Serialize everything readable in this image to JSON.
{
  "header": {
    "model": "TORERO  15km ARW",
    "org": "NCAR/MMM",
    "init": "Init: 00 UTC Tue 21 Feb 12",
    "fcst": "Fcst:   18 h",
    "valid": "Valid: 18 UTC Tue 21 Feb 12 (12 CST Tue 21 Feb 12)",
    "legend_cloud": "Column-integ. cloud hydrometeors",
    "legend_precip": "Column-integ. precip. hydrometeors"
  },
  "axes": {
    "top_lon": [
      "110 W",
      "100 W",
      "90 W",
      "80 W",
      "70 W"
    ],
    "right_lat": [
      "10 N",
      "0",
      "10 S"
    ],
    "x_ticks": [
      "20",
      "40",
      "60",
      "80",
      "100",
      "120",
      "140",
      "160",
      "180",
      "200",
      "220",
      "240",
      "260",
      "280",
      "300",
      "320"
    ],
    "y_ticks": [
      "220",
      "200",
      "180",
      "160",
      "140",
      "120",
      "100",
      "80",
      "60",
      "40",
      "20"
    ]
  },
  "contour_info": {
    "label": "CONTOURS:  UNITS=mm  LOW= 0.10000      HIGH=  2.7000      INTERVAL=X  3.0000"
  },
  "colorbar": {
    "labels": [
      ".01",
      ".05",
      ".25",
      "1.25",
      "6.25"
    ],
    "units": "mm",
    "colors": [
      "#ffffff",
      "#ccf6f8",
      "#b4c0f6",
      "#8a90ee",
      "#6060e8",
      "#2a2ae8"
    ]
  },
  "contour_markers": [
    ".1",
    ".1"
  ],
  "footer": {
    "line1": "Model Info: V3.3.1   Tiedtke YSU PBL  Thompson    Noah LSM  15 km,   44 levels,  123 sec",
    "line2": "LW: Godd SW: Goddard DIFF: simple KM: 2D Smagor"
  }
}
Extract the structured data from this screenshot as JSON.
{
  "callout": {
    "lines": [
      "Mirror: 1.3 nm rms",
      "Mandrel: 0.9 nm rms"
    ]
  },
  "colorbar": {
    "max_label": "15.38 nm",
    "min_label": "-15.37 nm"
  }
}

◆ **Instructions for the task**
Your task is to list each line of the records with the word "Column".

◆ **Task output**
    "legend_cloud": "Column-integ. cloud hydrometeors",
    "legend_precip": "Column-integ. precip. hydrometeors"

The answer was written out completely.